Saved data entries:

***

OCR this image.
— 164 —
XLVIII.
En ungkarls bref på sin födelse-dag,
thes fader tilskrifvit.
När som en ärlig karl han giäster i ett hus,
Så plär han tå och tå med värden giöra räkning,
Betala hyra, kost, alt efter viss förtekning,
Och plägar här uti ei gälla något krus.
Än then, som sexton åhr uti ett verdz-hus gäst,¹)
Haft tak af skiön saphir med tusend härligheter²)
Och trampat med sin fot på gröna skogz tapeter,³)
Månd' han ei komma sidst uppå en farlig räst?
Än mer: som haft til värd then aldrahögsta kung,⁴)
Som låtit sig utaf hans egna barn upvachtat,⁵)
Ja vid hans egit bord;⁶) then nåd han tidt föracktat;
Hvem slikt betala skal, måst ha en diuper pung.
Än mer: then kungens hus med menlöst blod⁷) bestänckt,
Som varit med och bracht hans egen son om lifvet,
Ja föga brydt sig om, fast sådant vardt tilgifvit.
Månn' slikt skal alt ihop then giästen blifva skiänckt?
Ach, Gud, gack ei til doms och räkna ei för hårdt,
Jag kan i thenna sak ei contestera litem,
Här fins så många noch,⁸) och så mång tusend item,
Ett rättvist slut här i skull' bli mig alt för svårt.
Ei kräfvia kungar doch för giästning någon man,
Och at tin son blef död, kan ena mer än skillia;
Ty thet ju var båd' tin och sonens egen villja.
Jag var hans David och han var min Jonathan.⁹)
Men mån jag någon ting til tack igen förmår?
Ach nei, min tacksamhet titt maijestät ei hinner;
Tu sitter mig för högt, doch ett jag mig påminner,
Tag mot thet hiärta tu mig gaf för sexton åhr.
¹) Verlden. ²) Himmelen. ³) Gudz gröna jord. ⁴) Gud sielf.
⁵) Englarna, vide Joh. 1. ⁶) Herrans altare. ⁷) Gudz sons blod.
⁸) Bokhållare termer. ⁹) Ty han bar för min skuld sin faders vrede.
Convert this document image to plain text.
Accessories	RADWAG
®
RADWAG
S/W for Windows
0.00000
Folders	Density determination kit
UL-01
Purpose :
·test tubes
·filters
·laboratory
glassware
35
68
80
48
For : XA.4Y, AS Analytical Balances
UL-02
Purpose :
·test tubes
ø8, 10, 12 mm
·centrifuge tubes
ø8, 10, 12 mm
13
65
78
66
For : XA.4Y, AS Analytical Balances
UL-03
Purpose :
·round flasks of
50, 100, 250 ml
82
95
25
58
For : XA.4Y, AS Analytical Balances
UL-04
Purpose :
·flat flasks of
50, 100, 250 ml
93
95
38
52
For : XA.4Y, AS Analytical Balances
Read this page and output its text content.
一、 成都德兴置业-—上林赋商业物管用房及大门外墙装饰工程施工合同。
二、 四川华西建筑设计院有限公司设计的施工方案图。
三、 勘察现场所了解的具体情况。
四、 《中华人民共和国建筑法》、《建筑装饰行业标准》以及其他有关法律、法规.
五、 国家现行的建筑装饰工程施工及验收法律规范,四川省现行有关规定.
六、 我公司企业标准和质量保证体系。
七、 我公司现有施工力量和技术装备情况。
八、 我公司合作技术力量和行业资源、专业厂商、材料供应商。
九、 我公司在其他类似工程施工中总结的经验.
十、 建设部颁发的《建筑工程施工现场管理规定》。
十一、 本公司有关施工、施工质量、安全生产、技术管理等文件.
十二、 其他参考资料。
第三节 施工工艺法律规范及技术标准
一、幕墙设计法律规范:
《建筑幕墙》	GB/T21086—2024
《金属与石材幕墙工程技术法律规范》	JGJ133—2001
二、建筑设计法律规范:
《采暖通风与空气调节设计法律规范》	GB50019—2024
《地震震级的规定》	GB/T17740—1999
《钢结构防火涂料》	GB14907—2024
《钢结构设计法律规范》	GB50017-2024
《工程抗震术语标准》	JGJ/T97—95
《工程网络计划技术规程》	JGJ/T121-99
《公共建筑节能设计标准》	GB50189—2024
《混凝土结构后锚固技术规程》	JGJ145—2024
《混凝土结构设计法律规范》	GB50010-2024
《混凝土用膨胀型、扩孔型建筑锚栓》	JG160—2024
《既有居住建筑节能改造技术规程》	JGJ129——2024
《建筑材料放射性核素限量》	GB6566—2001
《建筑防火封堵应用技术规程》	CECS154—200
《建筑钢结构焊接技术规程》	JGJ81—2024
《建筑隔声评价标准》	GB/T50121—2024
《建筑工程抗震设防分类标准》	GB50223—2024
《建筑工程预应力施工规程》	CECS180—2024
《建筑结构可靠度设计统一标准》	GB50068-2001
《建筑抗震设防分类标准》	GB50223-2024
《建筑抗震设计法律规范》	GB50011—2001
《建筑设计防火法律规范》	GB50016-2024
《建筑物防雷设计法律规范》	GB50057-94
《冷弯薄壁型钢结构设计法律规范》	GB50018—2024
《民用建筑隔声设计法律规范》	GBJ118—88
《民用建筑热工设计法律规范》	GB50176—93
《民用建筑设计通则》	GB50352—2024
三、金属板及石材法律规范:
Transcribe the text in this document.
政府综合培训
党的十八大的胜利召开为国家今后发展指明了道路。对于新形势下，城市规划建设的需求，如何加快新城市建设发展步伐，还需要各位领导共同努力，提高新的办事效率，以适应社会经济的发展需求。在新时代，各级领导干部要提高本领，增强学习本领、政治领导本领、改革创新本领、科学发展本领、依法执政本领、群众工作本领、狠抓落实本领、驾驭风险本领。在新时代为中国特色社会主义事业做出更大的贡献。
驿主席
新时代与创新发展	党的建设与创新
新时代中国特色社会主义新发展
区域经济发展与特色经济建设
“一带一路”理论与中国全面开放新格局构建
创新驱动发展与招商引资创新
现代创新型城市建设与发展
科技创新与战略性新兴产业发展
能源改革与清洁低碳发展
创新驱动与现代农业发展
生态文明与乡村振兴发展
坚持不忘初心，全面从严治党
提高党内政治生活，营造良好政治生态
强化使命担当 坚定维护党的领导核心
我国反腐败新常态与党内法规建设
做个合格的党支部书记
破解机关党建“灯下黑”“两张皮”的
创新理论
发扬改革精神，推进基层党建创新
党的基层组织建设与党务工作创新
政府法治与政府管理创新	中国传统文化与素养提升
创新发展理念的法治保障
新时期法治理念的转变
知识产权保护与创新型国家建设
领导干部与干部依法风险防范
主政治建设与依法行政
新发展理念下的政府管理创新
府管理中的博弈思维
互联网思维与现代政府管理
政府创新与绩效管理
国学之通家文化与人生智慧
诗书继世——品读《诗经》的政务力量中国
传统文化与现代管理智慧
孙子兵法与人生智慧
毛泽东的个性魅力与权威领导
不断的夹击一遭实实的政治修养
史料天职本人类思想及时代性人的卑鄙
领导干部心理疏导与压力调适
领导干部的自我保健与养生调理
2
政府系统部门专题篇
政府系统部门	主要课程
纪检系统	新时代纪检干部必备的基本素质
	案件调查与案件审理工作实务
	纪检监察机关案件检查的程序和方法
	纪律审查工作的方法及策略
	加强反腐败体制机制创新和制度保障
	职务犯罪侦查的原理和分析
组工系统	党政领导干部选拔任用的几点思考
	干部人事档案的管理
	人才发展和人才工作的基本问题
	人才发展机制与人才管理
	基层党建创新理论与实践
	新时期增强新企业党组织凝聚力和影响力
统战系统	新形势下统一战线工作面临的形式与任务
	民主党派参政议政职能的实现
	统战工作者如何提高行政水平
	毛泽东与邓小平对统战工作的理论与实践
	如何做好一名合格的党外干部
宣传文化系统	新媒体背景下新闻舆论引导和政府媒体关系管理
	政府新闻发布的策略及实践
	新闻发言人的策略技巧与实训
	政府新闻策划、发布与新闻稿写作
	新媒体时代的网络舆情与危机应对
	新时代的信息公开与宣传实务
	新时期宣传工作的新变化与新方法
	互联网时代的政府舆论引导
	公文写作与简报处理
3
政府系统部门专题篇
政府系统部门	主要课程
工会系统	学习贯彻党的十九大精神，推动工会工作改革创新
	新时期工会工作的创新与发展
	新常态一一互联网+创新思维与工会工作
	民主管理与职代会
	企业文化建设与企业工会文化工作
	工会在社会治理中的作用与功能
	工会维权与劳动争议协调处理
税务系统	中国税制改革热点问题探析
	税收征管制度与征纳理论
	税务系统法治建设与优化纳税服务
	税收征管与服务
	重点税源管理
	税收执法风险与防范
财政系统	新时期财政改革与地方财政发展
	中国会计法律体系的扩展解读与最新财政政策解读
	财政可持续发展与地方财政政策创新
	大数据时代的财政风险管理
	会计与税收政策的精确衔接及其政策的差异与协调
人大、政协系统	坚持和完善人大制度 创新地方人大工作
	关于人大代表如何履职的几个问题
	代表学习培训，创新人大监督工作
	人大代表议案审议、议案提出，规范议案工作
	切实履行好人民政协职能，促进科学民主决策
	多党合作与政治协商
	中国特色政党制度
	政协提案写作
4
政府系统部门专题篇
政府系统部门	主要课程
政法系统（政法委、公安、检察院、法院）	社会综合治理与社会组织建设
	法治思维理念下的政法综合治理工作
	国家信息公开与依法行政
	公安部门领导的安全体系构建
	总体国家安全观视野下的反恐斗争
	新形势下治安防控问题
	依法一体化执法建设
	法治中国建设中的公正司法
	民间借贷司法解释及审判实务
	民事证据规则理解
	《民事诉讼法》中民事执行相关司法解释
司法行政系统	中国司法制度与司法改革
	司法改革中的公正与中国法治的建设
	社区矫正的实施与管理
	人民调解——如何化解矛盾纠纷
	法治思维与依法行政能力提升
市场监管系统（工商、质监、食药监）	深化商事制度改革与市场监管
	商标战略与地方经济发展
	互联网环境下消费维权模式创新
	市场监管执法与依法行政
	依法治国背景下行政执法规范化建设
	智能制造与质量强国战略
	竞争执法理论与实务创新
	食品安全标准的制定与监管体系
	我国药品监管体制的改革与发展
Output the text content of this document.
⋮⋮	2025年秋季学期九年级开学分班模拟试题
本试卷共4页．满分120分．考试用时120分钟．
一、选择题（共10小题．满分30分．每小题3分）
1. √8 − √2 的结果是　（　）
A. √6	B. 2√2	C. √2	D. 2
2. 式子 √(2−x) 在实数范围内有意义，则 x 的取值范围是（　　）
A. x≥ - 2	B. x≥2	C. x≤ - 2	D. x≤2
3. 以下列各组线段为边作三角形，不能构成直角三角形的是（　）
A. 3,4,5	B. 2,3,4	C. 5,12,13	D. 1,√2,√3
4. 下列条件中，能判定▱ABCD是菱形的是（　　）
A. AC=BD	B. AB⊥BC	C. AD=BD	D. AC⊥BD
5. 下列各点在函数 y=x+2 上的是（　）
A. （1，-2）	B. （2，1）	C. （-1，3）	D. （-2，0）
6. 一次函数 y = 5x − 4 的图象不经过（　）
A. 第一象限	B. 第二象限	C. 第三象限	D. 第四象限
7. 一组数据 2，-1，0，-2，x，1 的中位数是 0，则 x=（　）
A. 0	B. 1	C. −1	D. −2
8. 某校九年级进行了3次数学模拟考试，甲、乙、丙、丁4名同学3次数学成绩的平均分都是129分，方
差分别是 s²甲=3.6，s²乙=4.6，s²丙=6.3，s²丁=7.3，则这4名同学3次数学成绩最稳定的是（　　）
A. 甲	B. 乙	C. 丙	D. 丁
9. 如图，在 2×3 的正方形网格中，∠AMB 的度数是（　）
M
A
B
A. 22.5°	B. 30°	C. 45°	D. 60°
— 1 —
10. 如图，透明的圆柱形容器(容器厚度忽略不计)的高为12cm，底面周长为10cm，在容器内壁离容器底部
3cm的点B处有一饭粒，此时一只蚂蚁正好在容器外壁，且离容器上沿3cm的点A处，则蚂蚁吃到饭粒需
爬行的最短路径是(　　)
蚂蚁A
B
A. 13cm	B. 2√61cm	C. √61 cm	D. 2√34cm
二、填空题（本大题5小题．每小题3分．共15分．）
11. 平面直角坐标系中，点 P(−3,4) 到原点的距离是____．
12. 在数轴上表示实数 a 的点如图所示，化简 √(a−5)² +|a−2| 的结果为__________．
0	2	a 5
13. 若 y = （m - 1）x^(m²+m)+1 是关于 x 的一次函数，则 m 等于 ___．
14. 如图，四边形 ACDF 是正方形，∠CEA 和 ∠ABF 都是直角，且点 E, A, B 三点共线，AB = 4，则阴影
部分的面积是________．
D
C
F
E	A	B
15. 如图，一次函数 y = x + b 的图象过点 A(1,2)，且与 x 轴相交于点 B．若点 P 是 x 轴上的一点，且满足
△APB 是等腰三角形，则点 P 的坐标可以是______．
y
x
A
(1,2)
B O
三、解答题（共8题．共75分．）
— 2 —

***

Find all lines where the word "image" appears. Copy them.

Finished answer =>
OCR this image.
Convert this document image to plain text.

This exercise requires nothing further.